*RECORDS*.

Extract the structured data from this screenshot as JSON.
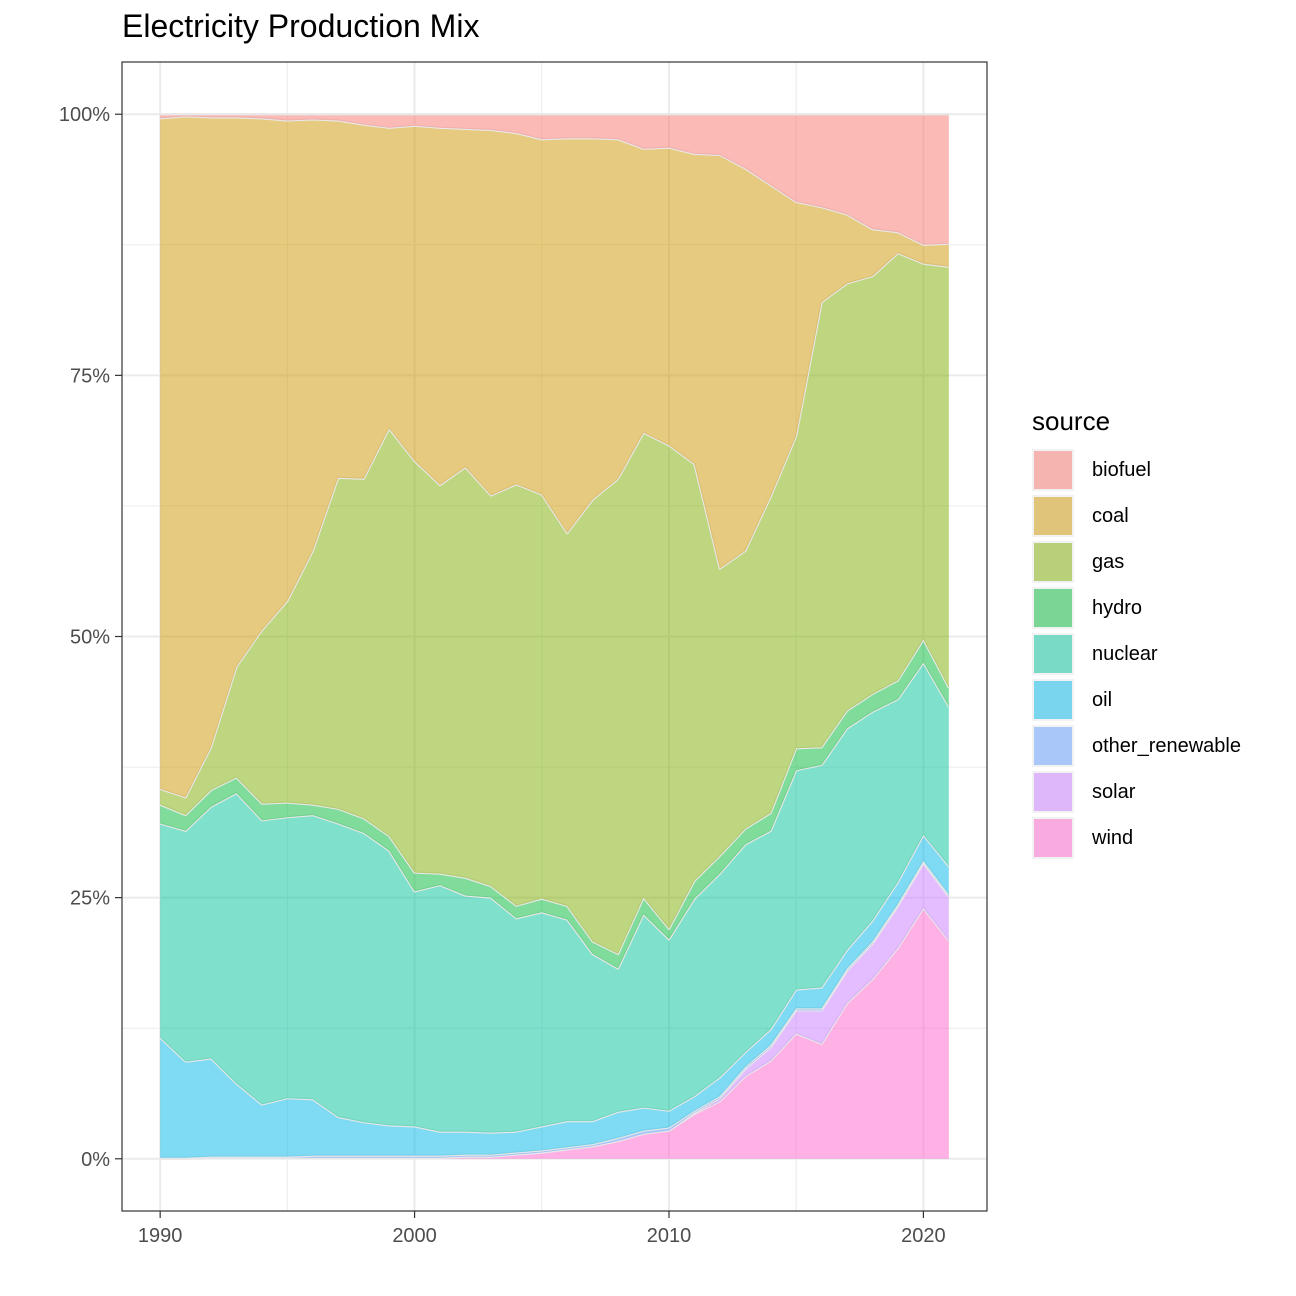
{
  "chart_data": {
    "type": "area",
    "stacked": "percent",
    "title": "Electricity Production Mix",
    "xlabel": "",
    "ylabel": "",
    "xlim": [
      1988.5,
      2022.5
    ],
    "ylim": [
      -0.05,
      1.05
    ],
    "x_ticks": [
      1990,
      2000,
      2010,
      2020
    ],
    "y_ticks": [
      0,
      0.25,
      0.5,
      0.75,
      1
    ],
    "y_tick_labels": [
      "0%",
      "25%",
      "50%",
      "75%",
      "100%"
    ],
    "grid": true,
    "legend": {
      "title": "source",
      "placement": "right"
    },
    "x": [
      1990,
      1991,
      1992,
      1993,
      1994,
      1995,
      1996,
      1997,
      1998,
      1999,
      2000,
      2001,
      2002,
      2003,
      2004,
      2005,
      2006,
      2007,
      2008,
      2009,
      2010,
      2011,
      2012,
      2013,
      2014,
      2015,
      2016,
      2017,
      2018,
      2019,
      2020,
      2021
    ],
    "series": [
      {
        "name": "wind",
        "color": "#FF61CC",
        "values": [
          0,
          0,
          0.001,
          0.001,
          0.001,
          0.001,
          0.001,
          0.001,
          0.001,
          0.001,
          0.001,
          0.001,
          0.002,
          0.002,
          0.004,
          0.006,
          0.009,
          0.012,
          0.017,
          0.024,
          0.027,
          0.043,
          0.055,
          0.079,
          0.094,
          0.12,
          0.11,
          0.149,
          0.172,
          0.202,
          0.24,
          0.209
        ]
      },
      {
        "name": "solar",
        "color": "#C77CFF",
        "values": [
          0,
          0,
          0,
          0,
          0,
          0,
          0,
          0,
          0,
          0,
          0,
          0,
          0,
          0,
          0,
          0,
          0,
          0,
          0,
          0,
          0,
          0.001,
          0.003,
          0.007,
          0.013,
          0.022,
          0.032,
          0.031,
          0.034,
          0.04,
          0.043,
          0.042
        ]
      },
      {
        "name": "other_renewable",
        "color": "#619CFF",
        "values": [
          0.001,
          0.001,
          0.001,
          0.001,
          0.001,
          0.001,
          0.002,
          0.002,
          0.002,
          0.002,
          0.002,
          0.002,
          0.002,
          0.002,
          0.002,
          0.002,
          0.002,
          0.002,
          0.003,
          0.003,
          0.003,
          0.002,
          0.002,
          0.002,
          0.002,
          0.002,
          0.002,
          0.002,
          0.002,
          0.002,
          0.002,
          0.002
        ]
      },
      {
        "name": "oil",
        "color": "#00B8E7",
        "values": [
          0.115,
          0.092,
          0.094,
          0.07,
          0.05,
          0.056,
          0.054,
          0.037,
          0.032,
          0.029,
          0.028,
          0.023,
          0.022,
          0.021,
          0.02,
          0.023,
          0.025,
          0.022,
          0.025,
          0.022,
          0.016,
          0.014,
          0.018,
          0.014,
          0.015,
          0.018,
          0.02,
          0.018,
          0.02,
          0.021,
          0.025,
          0.027
        ]
      },
      {
        "name": "nuclear",
        "color": "#00C19A",
        "values": [
          0.205,
          0.221,
          0.241,
          0.278,
          0.272,
          0.269,
          0.272,
          0.281,
          0.277,
          0.263,
          0.225,
          0.236,
          0.226,
          0.225,
          0.204,
          0.205,
          0.193,
          0.16,
          0.137,
          0.185,
          0.164,
          0.189,
          0.195,
          0.199,
          0.19,
          0.21,
          0.213,
          0.212,
          0.2,
          0.175,
          0.165,
          0.153
        ]
      },
      {
        "name": "hydro",
        "color": "#00BA38",
        "values": [
          0.018,
          0.015,
          0.016,
          0.015,
          0.016,
          0.014,
          0.01,
          0.014,
          0.014,
          0.014,
          0.018,
          0.011,
          0.017,
          0.011,
          0.012,
          0.013,
          0.013,
          0.012,
          0.014,
          0.016,
          0.01,
          0.017,
          0.017,
          0.015,
          0.017,
          0.021,
          0.017,
          0.017,
          0.017,
          0.018,
          0.022,
          0.018
        ]
      },
      {
        "name": "gas",
        "color": "#7CAE00",
        "values": [
          0.015,
          0.017,
          0.041,
          0.106,
          0.166,
          0.193,
          0.243,
          0.317,
          0.325,
          0.39,
          0.394,
          0.372,
          0.393,
          0.374,
          0.403,
          0.387,
          0.357,
          0.423,
          0.455,
          0.445,
          0.463,
          0.399,
          0.275,
          0.266,
          0.303,
          0.299,
          0.426,
          0.409,
          0.4,
          0.409,
          0.36,
          0.403
        ]
      },
      {
        "name": "coal",
        "color": "#CD9600",
        "values": [
          0.642,
          0.652,
          0.603,
          0.526,
          0.49,
          0.46,
          0.413,
          0.342,
          0.339,
          0.288,
          0.321,
          0.342,
          0.324,
          0.35,
          0.336,
          0.34,
          0.378,
          0.346,
          0.325,
          0.272,
          0.285,
          0.297,
          0.396,
          0.366,
          0.298,
          0.224,
          0.091,
          0.066,
          0.045,
          0.02,
          0.018,
          0.022
        ]
      },
      {
        "name": "biofuel",
        "color": "#F8766D",
        "values": [
          0.004,
          0.002,
          0.003,
          0.003,
          0.004,
          0.006,
          0.005,
          0.006,
          0.01,
          0.013,
          0.011,
          0.013,
          0.014,
          0.015,
          0.018,
          0.024,
          0.023,
          0.023,
          0.024,
          0.033,
          0.032,
          0.038,
          0.039,
          0.052,
          0.068,
          0.084,
          0.089,
          0.096,
          0.11,
          0.113,
          0.125,
          0.124
        ]
      }
    ]
  }
}
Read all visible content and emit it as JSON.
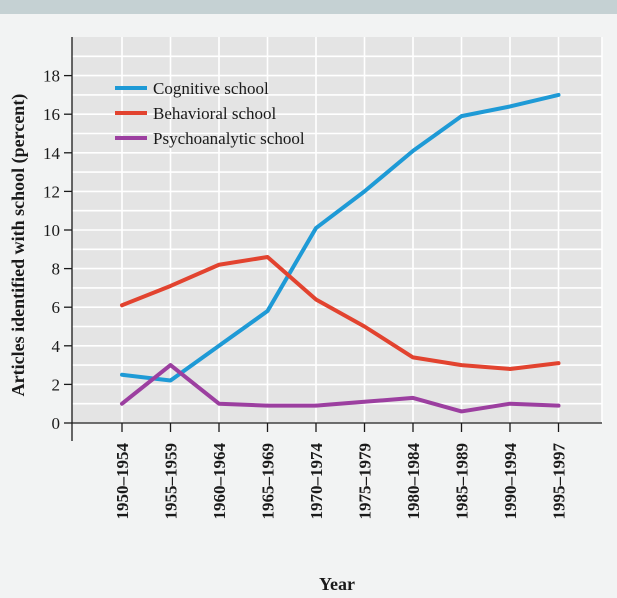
{
  "chart_data": {
    "type": "line",
    "title": "",
    "xlabel": "Year",
    "ylabel": "Articles identified with school (percent)",
    "categories": [
      "1950–1954",
      "1955–1959",
      "1960–1964",
      "1965–1969",
      "1970–1974",
      "1975–1979",
      "1980–1984",
      "1985–1989",
      "1990–1994",
      "1995–1997"
    ],
    "ylim": [
      0,
      18
    ],
    "yticks": [
      "0",
      "2",
      "4",
      "6",
      "8",
      "10",
      "12",
      "14",
      "16",
      "18"
    ],
    "grid": true,
    "legend_position": "top-left",
    "series": [
      {
        "name": "Cognitive school",
        "color": "#1e9ad6",
        "values": [
          2.5,
          2.2,
          4.0,
          5.8,
          10.1,
          12.0,
          14.1,
          15.9,
          16.4,
          17.0
        ]
      },
      {
        "name": "Behavioral school",
        "color": "#e2432f",
        "values": [
          6.1,
          7.1,
          8.2,
          8.6,
          6.4,
          5.0,
          3.4,
          3.0,
          2.8,
          3.1
        ]
      },
      {
        "name": "Psychoanalytic school",
        "color": "#9c3fa0",
        "values": [
          1.0,
          3.0,
          1.0,
          0.9,
          0.9,
          1.1,
          1.3,
          0.6,
          1.0,
          0.9
        ]
      }
    ]
  }
}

*STATED TASK*. Copy out every line of the data that includes "school".

*THE REPLY*.
    "ylabel": "Articles identified with school (percent)",
        "name": "Cognitive school",
        "name": "Behavioral school",
        "name": "Psychoanalytic school",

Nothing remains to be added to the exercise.